**STATED GOAL:**
List each line in which the string "ratio" appears.

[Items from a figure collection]

* begin *

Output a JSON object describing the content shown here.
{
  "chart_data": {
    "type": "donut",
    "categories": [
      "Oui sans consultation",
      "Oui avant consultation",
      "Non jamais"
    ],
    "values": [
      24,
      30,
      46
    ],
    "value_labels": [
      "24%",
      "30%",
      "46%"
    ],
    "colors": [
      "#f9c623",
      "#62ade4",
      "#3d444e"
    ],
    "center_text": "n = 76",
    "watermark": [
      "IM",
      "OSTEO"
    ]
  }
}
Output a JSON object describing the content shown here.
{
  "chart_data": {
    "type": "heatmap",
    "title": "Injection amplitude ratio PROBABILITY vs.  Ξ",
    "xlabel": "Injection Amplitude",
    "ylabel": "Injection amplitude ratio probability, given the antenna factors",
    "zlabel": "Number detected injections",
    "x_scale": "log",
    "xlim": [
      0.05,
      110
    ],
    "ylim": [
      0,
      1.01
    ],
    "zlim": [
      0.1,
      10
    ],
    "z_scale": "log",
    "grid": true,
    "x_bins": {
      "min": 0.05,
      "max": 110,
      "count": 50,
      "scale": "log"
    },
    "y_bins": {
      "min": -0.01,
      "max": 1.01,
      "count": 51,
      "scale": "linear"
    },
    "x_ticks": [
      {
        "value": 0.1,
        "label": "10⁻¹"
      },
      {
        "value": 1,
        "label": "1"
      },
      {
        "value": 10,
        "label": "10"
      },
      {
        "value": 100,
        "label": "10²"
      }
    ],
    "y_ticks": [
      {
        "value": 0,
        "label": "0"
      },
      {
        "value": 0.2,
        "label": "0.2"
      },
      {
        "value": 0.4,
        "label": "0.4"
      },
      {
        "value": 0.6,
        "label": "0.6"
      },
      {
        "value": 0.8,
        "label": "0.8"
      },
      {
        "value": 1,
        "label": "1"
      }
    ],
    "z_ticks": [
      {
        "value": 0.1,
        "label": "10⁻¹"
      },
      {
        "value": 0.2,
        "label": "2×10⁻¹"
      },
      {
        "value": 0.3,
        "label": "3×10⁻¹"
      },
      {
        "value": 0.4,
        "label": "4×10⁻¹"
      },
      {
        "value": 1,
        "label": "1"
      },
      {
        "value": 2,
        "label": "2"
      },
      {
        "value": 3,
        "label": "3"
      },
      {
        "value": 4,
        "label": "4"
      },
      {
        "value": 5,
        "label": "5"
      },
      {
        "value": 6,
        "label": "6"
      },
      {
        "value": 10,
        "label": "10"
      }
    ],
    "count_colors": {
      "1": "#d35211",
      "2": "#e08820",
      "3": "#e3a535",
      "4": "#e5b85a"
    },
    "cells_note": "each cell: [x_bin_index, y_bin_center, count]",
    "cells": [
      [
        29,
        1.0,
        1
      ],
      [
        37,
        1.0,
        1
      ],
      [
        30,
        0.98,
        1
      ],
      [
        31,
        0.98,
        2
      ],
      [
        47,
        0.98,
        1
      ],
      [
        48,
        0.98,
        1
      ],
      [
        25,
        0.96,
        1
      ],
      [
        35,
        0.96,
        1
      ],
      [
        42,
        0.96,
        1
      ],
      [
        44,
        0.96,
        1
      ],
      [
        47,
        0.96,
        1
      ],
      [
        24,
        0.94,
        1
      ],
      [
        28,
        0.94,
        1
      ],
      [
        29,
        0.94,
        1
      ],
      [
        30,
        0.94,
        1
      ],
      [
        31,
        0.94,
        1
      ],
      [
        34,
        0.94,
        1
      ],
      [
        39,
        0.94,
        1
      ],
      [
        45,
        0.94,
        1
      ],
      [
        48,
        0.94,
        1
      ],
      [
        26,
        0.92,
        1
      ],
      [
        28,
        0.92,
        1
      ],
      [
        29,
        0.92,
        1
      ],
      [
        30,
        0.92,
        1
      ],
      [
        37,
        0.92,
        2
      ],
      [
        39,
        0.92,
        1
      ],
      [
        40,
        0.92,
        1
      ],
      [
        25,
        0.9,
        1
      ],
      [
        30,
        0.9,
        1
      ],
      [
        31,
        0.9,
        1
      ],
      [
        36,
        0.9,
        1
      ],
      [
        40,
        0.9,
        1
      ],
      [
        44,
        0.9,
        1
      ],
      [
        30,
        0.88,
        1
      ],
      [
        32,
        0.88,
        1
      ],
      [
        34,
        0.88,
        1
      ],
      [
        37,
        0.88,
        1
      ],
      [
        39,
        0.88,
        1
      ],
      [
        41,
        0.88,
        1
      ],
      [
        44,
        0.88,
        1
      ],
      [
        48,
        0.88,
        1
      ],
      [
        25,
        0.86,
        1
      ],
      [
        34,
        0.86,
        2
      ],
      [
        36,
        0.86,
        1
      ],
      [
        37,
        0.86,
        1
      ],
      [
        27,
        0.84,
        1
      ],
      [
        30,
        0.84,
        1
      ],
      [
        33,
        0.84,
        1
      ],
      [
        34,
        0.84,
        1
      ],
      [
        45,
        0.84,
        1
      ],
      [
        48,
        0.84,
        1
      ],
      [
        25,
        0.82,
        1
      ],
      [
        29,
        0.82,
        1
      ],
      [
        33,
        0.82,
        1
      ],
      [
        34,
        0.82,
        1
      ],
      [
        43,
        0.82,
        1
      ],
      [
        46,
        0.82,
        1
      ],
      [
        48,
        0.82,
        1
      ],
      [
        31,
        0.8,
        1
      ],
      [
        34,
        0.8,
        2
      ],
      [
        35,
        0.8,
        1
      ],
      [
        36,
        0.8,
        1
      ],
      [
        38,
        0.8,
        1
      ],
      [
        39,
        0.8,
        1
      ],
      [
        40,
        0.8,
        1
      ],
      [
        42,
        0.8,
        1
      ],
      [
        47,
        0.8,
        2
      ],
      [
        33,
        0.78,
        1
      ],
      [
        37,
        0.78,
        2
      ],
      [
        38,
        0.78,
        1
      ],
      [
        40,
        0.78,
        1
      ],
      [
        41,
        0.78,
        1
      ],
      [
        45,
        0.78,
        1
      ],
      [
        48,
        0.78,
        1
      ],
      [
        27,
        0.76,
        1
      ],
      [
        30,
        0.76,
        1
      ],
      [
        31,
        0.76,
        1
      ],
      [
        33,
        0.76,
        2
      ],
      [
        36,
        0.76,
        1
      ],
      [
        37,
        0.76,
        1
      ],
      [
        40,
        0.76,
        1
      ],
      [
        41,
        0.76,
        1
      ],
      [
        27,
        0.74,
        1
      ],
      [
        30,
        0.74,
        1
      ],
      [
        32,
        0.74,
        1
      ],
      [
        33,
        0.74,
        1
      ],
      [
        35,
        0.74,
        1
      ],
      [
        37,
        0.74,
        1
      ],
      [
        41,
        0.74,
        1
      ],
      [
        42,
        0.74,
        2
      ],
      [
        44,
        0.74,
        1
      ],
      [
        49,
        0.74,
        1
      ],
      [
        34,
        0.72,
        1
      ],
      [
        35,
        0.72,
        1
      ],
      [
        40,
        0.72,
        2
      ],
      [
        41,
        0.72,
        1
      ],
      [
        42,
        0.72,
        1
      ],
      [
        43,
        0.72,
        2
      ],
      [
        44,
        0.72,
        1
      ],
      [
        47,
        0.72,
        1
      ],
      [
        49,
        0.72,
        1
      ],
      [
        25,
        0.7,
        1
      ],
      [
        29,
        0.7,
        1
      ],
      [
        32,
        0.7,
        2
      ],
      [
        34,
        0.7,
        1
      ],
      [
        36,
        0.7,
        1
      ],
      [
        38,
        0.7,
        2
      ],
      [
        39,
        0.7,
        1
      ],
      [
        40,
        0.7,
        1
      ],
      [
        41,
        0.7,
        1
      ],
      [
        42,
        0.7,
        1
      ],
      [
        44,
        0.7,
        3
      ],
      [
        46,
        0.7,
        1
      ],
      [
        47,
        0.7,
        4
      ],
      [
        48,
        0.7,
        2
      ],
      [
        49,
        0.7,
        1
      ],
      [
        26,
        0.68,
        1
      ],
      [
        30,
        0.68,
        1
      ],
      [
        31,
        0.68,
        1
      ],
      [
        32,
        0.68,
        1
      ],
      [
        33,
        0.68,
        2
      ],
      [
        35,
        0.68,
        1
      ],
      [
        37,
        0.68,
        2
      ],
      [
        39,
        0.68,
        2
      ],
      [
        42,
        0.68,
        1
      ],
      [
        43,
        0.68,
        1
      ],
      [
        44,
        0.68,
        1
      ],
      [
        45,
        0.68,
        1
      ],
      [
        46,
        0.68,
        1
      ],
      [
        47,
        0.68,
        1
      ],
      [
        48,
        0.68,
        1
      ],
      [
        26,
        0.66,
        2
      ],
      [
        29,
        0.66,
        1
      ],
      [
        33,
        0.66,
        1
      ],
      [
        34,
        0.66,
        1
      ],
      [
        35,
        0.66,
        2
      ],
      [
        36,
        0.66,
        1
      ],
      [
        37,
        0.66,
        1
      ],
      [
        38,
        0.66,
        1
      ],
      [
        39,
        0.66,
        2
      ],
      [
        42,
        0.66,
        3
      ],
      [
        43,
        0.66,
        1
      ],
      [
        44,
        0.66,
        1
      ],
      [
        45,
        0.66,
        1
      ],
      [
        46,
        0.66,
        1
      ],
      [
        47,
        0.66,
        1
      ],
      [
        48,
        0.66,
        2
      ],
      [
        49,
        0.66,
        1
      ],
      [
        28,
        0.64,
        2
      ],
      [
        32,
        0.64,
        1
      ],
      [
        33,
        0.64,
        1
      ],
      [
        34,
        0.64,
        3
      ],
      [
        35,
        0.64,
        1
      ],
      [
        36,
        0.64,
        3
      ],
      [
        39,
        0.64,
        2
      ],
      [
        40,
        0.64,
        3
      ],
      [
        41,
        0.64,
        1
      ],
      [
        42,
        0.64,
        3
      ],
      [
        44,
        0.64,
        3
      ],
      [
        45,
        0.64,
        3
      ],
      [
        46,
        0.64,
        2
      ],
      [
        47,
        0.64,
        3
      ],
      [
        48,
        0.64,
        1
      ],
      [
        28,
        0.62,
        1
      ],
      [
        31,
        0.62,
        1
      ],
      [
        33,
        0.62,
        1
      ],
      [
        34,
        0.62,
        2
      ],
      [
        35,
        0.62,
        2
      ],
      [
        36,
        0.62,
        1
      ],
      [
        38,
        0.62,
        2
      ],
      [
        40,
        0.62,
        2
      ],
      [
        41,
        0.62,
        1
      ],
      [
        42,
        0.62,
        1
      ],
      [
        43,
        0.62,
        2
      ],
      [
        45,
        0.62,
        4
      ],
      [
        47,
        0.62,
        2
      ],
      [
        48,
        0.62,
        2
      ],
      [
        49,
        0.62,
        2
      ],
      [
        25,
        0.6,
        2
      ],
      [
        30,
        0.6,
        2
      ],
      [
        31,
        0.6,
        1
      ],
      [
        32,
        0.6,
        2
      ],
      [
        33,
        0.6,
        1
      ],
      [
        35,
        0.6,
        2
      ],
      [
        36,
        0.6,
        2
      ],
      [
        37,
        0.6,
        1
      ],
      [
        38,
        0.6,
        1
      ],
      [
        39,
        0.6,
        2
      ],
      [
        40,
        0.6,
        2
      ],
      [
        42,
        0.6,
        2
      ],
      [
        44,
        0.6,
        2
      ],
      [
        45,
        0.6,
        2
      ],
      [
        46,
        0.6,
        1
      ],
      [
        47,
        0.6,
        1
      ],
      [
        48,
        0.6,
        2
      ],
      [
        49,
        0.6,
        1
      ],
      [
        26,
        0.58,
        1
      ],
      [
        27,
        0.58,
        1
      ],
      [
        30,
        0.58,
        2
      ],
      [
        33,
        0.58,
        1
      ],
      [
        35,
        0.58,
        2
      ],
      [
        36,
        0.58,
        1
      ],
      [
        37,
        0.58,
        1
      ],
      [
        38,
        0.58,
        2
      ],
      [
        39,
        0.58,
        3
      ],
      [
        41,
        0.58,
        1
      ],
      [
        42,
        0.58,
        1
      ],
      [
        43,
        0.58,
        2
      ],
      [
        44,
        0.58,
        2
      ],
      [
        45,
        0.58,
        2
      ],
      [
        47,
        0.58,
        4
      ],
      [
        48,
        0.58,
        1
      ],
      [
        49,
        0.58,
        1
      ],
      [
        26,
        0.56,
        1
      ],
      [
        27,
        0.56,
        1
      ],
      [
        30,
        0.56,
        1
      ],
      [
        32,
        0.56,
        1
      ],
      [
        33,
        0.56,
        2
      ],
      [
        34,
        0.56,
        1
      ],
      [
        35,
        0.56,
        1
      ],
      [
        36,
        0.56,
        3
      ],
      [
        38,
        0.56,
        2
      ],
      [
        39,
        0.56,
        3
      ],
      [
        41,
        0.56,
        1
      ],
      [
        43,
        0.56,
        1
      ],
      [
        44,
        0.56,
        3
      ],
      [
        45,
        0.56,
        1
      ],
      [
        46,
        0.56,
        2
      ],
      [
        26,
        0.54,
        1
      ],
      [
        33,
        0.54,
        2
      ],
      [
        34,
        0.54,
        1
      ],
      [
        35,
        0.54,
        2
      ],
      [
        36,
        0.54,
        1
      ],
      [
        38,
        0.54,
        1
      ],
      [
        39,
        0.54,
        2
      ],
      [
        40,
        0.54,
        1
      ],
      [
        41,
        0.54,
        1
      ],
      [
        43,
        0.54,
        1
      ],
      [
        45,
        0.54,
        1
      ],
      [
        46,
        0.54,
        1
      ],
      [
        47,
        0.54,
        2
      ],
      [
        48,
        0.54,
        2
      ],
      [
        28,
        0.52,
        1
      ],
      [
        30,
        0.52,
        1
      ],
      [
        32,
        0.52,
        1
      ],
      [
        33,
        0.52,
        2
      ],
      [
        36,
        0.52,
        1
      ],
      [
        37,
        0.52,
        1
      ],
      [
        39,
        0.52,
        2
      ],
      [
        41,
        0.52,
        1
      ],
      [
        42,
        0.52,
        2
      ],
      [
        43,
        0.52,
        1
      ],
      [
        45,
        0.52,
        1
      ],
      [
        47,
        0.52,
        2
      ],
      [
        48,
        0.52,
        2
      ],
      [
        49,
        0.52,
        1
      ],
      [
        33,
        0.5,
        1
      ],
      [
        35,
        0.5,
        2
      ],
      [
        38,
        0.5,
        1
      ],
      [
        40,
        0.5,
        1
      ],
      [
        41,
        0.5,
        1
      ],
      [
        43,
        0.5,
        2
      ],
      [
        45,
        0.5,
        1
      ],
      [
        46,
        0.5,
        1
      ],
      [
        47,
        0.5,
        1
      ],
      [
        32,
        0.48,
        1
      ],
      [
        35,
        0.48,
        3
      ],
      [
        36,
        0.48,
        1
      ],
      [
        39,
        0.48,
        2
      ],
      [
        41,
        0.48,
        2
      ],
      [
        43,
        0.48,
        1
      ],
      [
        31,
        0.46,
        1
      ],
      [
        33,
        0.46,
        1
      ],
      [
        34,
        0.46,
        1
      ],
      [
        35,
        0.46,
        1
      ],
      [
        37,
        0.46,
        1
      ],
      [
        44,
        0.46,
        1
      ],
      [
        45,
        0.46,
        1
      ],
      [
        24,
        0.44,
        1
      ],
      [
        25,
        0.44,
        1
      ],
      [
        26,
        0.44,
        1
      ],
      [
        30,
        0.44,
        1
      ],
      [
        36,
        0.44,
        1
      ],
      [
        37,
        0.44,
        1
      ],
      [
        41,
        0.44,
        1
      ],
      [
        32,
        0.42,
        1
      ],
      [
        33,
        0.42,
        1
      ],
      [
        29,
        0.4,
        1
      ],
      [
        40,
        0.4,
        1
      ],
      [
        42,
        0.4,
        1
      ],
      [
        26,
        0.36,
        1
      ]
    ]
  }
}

* end *

**TASK RESULT:**
    "title": "Injection amplitude ratio PROBABILITY vs.  Ξ",
    "ylabel": "Injection amplitude ratio probability, given the antenna factors",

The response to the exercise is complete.